— PROVIDED RECORDS —
start

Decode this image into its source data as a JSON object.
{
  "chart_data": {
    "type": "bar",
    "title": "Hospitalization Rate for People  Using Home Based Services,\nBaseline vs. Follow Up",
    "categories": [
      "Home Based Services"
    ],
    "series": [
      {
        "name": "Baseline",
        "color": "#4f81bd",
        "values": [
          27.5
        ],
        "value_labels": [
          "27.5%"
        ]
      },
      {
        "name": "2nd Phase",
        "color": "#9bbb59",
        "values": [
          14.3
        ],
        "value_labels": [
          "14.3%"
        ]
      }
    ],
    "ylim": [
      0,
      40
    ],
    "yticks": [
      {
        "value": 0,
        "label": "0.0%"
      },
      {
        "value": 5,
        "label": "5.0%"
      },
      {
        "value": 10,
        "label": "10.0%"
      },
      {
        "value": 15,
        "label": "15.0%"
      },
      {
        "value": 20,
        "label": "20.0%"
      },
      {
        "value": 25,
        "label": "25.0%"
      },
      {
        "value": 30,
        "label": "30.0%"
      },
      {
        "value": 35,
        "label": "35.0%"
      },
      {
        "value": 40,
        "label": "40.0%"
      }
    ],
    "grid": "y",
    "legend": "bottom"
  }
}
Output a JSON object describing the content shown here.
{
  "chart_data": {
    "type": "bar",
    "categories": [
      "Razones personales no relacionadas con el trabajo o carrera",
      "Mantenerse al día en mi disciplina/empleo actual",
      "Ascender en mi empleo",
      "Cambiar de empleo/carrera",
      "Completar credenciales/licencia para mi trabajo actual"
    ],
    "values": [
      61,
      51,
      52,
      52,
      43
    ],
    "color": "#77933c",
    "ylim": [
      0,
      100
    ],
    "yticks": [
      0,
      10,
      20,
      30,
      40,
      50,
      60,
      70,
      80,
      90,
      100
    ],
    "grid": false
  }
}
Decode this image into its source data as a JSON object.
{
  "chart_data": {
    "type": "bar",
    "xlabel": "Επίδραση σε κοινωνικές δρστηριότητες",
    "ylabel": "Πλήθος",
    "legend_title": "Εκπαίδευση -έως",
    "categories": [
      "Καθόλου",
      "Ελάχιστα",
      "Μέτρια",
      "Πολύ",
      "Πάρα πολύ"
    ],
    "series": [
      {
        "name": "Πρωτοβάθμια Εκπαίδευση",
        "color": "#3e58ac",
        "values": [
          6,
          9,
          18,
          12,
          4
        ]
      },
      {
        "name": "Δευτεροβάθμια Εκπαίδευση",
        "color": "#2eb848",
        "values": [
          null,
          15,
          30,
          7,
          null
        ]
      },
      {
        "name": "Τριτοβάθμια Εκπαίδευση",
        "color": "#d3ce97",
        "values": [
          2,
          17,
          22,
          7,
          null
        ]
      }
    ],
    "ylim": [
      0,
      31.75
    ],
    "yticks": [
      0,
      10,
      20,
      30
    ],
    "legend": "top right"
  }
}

end

— WHAT TO DO —
Return the entries in full, keeping every line exactly as it is.

— IN RESPONSE —
Decode this image into its source data as a JSON object.
{
  "chart_data": {
    "type": "bar",
    "title": "Hospitalization Rate for People  Using Home Based Services,\nBaseline vs. Follow Up",
    "categories": [
      "Home Based Services"
    ],
    "series": [
      {
        "name": "Baseline",
        "color": "#4f81bd",
        "values": [
          27.5
        ],
        "value_labels": [
          "27.5%"
        ]
      },
      {
        "name": "2nd Phase",
        "color": "#9bbb59",
        "values": [
          14.3
        ],
        "value_labels": [
          "14.3%"
        ]
      }
    ],
    "ylim": [
      0,
      40
    ],
    "yticks": [
      {
        "value": 0,
        "label": "0.0%"
      },
      {
        "value": 5,
        "label": "5.0%"
      },
      {
        "value": 10,
        "label": "10.0%"
      },
      {
        "value": 15,
        "label": "15.0%"
      },
      {
        "value": 20,
        "label": "20.0%"
      },
      {
        "value": 25,
        "label": "25.0%"
      },
      {
        "value": 30,
        "label": "30.0%"
      },
      {
        "value": 35,
        "label": "35.0%"
      },
      {
        "value": 40,
        "label": "40.0%"
      }
    ],
    "grid": "y",
    "legend": "bottom"
  }
}
Output a JSON object describing the content shown here.
{
  "chart_data": {
    "type": "bar",
    "categories": [
      "Razones personales no relacionadas con el trabajo o carrera",
      "Mantenerse al día en mi disciplina/empleo actual",
      "Ascender en mi empleo",
      "Cambiar de empleo/carrera",
      "Completar credenciales/licencia para mi trabajo actual"
    ],
    "values": [
      61,
      51,
      52,
      52,
      43
    ],
    "color": "#77933c",
    "ylim": [
      0,
      100
    ],
    "yticks": [
      0,
      10,
      20,
      30,
      40,
      50,
      60,
      70,
      80,
      90,
      100
    ],
    "grid": false
  }
}
Decode this image into its source data as a JSON object.
{
  "chart_data": {
    "type": "bar",
    "xlabel": "Επίδραση σε κοινωνικές δρστηριότητες",
    "ylabel": "Πλήθος",
    "legend_title": "Εκπαίδευση -έως",
    "categories": [
      "Καθόλου",
      "Ελάχιστα",
      "Μέτρια",
      "Πολύ",
      "Πάρα πολύ"
    ],
    "series": [
      {
        "name": "Πρωτοβάθμια Εκπαίδευση",
        "color": "#3e58ac",
        "values": [
          6,
          9,
          18,
          12,
          4
        ]
      },
      {
        "name": "Δευτεροβάθμια Εκπαίδευση",
        "color": "#2eb848",
        "values": [
          null,
          15,
          30,
          7,
          null
        ]
      },
      {
        "name": "Τριτοβάθμια Εκπαίδευση",
        "color": "#d3ce97",
        "values": [
          2,
          17,
          22,
          7,
          null
        ]
      }
    ],
    "ylim": [
      0,
      31.75
    ],
    "yticks": [
      0,
      10,
      20,
      30
    ],
    "legend": "top right"
  }
}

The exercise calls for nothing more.